• Exercise brief: Extract each line from the entries below that has the string "screenshot" in it.

• Records provided:
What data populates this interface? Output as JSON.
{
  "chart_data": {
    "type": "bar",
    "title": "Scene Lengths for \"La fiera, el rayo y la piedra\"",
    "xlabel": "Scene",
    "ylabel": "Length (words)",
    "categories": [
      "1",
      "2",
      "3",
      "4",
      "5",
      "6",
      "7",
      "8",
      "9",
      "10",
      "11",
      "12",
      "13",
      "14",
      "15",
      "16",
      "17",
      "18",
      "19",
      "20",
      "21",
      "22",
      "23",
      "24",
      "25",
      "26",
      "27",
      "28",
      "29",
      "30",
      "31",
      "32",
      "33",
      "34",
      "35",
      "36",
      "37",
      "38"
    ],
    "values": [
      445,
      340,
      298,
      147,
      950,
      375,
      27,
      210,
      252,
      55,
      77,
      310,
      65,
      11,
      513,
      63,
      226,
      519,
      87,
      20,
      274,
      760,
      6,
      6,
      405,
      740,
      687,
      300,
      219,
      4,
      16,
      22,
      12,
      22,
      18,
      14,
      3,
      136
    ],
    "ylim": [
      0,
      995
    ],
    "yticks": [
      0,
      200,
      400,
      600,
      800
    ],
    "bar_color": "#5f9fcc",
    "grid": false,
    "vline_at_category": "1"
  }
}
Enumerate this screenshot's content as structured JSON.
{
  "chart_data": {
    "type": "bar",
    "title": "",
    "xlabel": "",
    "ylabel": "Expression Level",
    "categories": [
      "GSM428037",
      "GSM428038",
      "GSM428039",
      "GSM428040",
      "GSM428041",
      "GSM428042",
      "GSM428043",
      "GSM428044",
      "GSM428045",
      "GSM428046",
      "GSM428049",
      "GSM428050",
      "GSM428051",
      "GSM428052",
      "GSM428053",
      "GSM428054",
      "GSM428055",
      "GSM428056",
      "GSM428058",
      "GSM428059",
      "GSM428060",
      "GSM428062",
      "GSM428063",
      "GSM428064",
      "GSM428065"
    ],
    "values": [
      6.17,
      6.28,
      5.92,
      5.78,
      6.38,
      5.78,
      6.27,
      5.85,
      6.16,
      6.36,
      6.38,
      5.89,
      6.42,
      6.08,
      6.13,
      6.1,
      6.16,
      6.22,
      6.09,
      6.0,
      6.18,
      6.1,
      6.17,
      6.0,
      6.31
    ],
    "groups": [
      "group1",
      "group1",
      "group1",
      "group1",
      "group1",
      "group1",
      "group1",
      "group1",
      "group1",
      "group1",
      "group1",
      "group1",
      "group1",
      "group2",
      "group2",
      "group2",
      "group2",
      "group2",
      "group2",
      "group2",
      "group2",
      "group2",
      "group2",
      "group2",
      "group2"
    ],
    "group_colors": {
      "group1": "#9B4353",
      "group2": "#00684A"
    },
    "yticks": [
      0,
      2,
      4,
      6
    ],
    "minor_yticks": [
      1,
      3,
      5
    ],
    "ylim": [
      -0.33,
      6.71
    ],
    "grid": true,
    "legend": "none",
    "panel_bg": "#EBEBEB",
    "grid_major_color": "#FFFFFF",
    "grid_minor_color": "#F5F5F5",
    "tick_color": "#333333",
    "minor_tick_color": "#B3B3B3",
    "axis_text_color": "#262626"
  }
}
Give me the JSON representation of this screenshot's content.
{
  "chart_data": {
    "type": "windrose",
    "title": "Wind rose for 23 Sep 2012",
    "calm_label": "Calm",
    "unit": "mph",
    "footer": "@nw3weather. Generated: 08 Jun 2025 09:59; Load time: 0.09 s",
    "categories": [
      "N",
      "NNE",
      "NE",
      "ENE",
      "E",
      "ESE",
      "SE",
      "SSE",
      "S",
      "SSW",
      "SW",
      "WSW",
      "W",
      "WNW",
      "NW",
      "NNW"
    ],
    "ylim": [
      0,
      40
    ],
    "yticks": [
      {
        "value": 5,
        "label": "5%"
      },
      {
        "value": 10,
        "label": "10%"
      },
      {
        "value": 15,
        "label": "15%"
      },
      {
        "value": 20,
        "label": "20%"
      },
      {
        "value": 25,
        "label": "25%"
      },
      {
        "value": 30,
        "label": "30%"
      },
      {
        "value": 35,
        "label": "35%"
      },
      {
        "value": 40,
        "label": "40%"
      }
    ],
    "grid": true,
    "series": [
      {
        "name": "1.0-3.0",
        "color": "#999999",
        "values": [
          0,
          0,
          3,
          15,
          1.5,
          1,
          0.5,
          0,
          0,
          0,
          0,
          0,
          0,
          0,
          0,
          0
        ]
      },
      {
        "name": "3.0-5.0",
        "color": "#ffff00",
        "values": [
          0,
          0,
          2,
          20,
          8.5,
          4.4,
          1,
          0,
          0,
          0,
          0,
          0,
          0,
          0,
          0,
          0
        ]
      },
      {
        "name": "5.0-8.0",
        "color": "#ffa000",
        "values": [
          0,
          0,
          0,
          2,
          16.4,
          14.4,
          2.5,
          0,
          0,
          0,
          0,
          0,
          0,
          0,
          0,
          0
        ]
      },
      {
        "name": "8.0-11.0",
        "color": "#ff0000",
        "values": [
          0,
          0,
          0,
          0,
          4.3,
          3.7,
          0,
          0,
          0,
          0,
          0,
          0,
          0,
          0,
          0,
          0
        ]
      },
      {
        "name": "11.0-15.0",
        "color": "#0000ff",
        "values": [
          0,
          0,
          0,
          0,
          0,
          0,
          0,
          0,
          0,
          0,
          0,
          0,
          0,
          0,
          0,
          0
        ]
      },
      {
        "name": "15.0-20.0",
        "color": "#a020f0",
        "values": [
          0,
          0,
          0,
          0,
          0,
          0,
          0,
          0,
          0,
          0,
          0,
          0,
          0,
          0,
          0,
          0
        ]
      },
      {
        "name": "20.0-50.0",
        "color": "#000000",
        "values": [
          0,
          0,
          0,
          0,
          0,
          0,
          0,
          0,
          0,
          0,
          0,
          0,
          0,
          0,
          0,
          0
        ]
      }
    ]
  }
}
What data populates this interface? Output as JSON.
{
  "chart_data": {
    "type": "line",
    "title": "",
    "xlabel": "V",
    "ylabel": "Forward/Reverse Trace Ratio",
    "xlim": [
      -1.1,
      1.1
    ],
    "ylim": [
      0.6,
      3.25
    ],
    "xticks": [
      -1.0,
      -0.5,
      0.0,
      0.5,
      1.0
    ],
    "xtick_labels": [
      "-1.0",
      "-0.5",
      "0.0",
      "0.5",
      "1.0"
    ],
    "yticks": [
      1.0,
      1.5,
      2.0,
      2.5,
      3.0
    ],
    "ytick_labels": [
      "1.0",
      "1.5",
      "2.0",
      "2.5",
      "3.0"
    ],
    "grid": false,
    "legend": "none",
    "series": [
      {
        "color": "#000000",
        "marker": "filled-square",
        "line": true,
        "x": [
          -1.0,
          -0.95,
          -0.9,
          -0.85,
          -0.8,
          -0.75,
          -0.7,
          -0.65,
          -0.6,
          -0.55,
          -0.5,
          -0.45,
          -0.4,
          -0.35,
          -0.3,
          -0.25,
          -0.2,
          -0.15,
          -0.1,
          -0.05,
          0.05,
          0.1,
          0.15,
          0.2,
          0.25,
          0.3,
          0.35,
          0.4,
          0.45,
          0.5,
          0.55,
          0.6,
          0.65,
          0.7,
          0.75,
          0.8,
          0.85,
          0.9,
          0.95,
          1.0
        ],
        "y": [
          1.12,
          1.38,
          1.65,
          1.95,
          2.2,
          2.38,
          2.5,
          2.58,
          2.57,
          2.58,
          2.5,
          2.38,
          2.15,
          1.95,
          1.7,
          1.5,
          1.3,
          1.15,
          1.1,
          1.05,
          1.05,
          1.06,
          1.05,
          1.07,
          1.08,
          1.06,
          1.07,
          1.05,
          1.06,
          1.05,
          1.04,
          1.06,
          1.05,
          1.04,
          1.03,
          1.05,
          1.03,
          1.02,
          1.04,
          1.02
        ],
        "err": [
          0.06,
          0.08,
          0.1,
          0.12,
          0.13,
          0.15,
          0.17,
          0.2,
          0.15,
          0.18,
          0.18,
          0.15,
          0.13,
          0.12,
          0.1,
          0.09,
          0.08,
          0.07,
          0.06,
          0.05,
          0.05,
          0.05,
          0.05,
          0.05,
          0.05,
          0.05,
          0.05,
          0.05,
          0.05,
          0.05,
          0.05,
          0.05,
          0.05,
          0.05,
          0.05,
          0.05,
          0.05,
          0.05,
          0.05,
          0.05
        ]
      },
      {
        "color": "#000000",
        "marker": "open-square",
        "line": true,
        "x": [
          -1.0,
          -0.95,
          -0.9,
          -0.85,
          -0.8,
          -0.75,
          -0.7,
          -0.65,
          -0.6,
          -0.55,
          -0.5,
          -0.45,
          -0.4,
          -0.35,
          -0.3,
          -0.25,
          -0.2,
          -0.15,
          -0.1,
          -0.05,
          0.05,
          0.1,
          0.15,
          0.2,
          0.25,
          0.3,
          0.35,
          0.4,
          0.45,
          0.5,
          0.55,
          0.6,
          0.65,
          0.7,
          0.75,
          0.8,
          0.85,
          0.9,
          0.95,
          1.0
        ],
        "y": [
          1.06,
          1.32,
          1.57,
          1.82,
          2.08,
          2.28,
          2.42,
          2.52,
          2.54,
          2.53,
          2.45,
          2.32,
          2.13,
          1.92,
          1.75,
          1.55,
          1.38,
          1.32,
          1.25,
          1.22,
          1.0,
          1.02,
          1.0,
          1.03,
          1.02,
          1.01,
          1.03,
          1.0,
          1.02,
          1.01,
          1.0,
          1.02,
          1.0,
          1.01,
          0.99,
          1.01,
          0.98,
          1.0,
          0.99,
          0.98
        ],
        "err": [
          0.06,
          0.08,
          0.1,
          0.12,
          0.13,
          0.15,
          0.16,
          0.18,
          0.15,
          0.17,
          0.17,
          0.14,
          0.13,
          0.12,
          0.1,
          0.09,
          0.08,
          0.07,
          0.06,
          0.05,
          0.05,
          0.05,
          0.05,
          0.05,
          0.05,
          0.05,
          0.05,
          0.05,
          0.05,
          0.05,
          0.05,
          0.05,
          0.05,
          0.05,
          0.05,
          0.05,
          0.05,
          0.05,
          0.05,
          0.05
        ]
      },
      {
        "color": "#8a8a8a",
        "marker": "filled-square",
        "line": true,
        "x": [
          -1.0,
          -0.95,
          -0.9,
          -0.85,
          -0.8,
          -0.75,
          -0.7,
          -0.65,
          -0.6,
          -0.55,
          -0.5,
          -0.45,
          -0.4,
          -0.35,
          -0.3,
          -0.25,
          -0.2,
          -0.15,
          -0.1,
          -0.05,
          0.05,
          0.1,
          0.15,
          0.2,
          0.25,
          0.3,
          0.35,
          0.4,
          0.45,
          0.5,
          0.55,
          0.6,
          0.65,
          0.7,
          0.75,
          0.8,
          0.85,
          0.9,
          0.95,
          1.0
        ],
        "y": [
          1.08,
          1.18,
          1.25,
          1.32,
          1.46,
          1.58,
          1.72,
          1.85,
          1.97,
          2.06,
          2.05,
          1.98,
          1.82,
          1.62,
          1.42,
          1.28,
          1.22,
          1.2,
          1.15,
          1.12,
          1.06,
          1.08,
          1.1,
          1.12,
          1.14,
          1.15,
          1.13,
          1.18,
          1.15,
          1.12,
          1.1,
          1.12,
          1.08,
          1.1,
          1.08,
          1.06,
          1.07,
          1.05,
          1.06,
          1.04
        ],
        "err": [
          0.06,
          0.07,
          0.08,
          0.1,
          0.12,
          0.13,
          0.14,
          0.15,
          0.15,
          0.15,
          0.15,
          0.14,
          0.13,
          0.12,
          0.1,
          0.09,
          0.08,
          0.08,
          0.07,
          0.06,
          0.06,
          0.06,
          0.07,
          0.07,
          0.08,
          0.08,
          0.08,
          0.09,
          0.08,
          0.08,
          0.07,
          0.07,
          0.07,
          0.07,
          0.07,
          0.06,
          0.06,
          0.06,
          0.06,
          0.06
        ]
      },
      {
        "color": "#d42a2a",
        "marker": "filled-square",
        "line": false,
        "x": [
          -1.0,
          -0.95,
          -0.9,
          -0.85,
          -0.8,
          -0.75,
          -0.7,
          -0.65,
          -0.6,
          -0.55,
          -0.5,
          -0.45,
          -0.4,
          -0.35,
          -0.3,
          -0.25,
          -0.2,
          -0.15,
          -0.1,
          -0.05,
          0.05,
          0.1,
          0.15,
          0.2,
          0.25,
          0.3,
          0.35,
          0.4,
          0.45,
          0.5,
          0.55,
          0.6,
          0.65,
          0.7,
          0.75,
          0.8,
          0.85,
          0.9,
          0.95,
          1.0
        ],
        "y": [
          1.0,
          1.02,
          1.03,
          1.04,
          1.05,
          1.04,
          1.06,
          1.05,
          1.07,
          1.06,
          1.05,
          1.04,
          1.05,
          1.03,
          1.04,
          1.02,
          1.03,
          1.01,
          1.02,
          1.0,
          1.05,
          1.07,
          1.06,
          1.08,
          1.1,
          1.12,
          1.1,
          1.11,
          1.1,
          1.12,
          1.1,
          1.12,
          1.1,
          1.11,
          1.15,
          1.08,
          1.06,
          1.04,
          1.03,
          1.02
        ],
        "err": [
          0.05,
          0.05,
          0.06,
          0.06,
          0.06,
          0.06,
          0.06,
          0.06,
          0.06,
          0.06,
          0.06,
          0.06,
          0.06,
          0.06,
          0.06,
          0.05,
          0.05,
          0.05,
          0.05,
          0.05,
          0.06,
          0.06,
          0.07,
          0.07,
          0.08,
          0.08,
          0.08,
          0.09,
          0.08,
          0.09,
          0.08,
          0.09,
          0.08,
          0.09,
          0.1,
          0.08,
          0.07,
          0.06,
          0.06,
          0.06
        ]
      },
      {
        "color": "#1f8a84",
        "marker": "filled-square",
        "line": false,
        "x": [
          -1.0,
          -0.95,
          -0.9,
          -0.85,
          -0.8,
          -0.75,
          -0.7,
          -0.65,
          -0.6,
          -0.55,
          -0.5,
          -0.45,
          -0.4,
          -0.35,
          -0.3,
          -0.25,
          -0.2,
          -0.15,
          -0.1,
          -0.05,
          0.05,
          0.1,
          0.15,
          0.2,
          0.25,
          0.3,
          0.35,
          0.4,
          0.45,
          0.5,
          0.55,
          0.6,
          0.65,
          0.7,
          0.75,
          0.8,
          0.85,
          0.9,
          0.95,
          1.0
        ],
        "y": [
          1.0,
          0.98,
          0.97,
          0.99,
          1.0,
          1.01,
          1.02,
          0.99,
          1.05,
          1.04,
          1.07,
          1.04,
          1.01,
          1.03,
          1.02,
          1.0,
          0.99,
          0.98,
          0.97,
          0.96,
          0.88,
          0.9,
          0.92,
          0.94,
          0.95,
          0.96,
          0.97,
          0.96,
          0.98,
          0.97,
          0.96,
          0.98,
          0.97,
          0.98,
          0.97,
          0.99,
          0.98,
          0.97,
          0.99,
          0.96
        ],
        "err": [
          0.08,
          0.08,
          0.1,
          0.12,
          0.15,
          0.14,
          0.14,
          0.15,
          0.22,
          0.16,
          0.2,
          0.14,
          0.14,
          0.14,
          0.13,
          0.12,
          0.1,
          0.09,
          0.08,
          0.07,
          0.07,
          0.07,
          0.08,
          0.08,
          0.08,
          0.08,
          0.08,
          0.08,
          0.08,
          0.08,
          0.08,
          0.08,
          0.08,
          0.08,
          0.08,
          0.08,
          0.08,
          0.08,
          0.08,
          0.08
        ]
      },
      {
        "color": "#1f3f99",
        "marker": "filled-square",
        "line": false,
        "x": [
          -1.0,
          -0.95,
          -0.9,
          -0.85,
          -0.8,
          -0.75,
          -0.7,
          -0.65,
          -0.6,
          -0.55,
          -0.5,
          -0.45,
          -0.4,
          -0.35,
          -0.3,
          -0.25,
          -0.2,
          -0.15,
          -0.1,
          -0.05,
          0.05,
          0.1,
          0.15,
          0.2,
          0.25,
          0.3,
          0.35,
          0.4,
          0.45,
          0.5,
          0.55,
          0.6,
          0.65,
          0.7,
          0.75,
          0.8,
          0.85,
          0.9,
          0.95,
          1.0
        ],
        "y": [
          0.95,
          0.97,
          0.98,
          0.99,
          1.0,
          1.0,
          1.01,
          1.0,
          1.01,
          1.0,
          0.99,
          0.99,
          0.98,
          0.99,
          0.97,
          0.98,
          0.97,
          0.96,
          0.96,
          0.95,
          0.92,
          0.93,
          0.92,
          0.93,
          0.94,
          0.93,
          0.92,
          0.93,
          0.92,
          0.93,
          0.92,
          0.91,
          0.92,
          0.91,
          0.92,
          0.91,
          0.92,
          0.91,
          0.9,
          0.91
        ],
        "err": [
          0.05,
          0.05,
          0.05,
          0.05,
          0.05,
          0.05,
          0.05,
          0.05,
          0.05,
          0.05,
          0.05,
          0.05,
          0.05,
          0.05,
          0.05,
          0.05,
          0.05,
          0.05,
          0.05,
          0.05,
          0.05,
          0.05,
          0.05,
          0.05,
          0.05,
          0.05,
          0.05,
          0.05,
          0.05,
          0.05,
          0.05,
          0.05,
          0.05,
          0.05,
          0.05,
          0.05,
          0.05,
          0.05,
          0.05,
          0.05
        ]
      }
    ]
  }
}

• Solution to this exercise:
Enumerate this screenshot's content as structured JSON.
Give me the JSON representation of this screenshot's content.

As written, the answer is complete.